Problem to solve >> Output each entry verbatim and exclude every picture from it.
● ● ● ●
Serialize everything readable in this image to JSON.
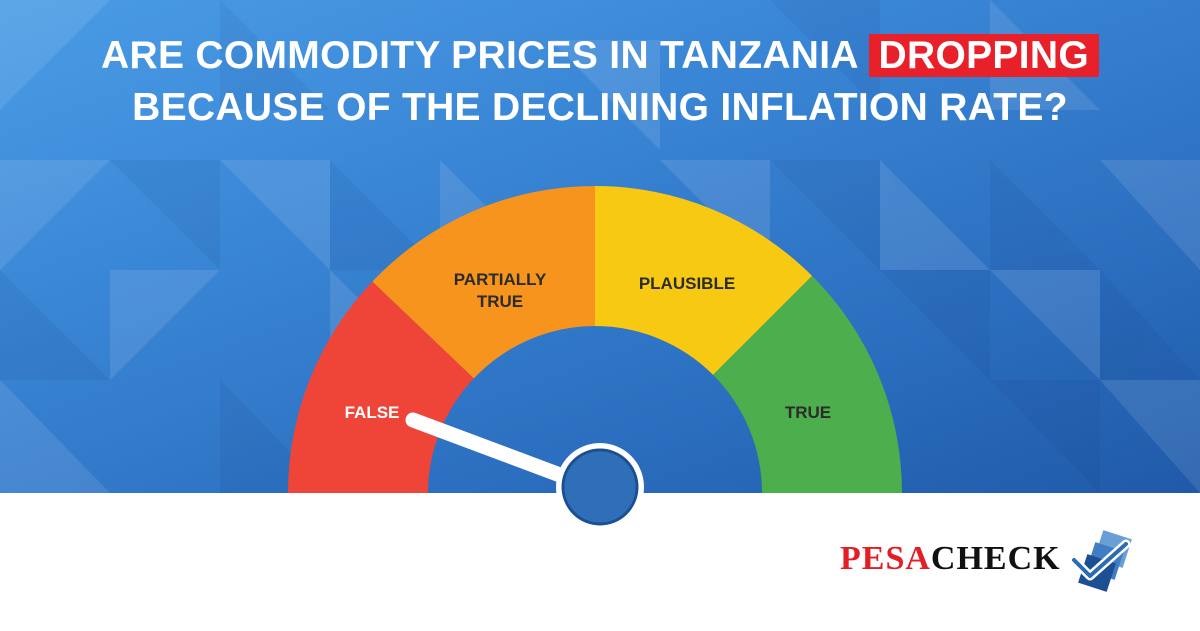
{
  "headline": {
    "line1_before": "ARE COMMODITY PRICES IN TANZANIA ",
    "line1_highlight": "DROPPING",
    "line2": "BECAUSE OF THE DECLINING INFLATION RATE?"
  },
  "gauge": {
    "segments": [
      {
        "label": "FALSE",
        "color": "#ef4538"
      },
      {
        "label_line1": "PARTIALLY",
        "label_line2": "TRUE",
        "color": "#f7941e"
      },
      {
        "label": "PLAUSIBLE",
        "color": "#f8c913"
      },
      {
        "label": "TRUE",
        "color": "#4cae4c"
      }
    ],
    "selected": "FALSE"
  },
  "logo": {
    "part1": "PESA",
    "part2": "CHECK",
    "icon": "checkmark-icon"
  },
  "colors": {
    "highlight": "#e8202a",
    "background_top": "#4a9ce6",
    "background_bottom": "#1f5aa8",
    "needle": "#ffffff",
    "hub": "#2f6fb8"
  }
}
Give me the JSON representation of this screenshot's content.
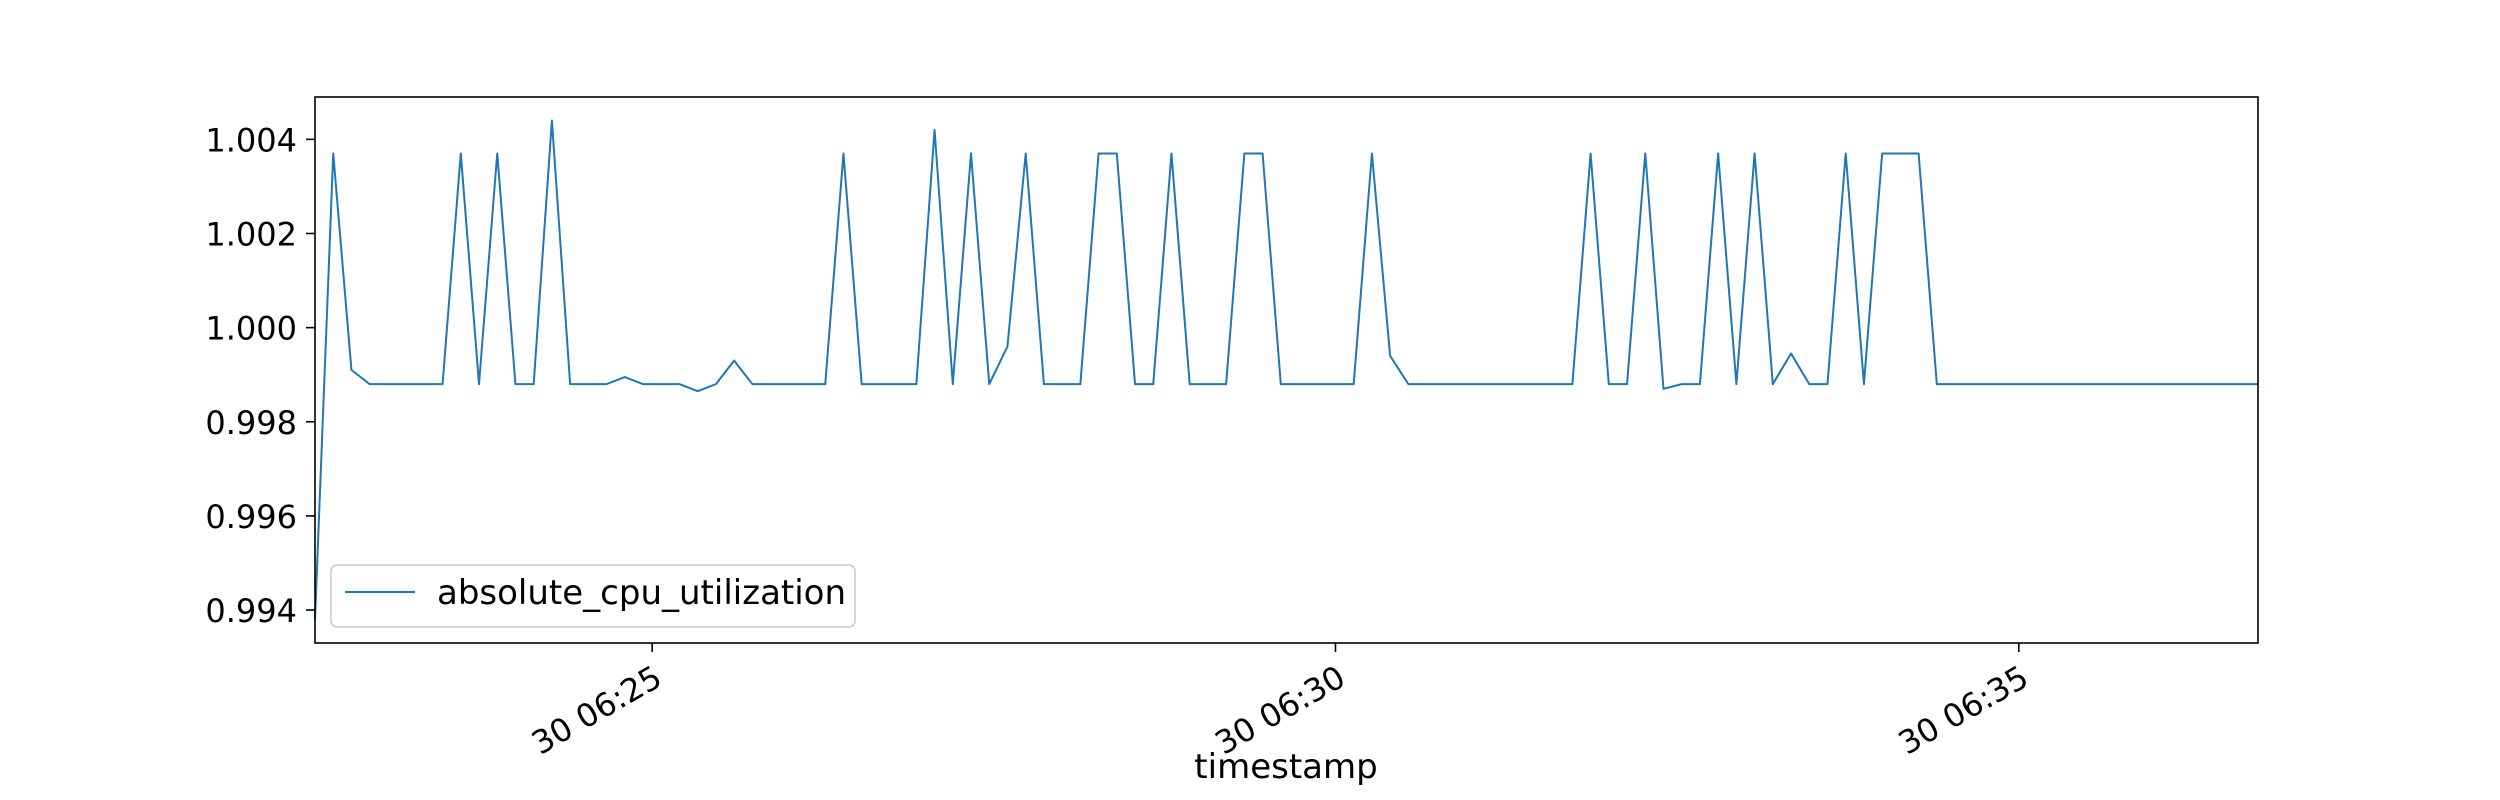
● ● ● ●
The answer >>
Serialize everything readable in this image to JSON.
{
  "headline": {
    "line1_before": "ARE COMMODITY PRICES IN TANZANIA ",
    "line1_highlight": "DROPPING",
    "line2": "BECAUSE OF THE DECLINING INFLATION RATE?"
  },
  "gauge": {
    "segments": [
      {
        "label": "FALSE",
        "color": "#ef4538"
      },
      {
        "label_line1": "PARTIALLY",
        "label_line2": "TRUE",
        "color": "#f7941e"
      },
      {
        "label": "PLAUSIBLE",
        "color": "#f8c913"
      },
      {
        "label": "TRUE",
        "color": "#4cae4c"
      }
    ],
    "selected": "FALSE"
  },
  "logo": {
    "part1": "PESA",
    "part2": "CHECK",
    "icon": "checkmark-icon"
  },
  "colors": {
    "highlight": "#e8202a",
    "background_top": "#4a9ce6",
    "background_bottom": "#1f5aa8",
    "needle": "#ffffff",
    "hub": "#2f6fb8"
  }
}
Give me the JSON representation of this screenshot's content.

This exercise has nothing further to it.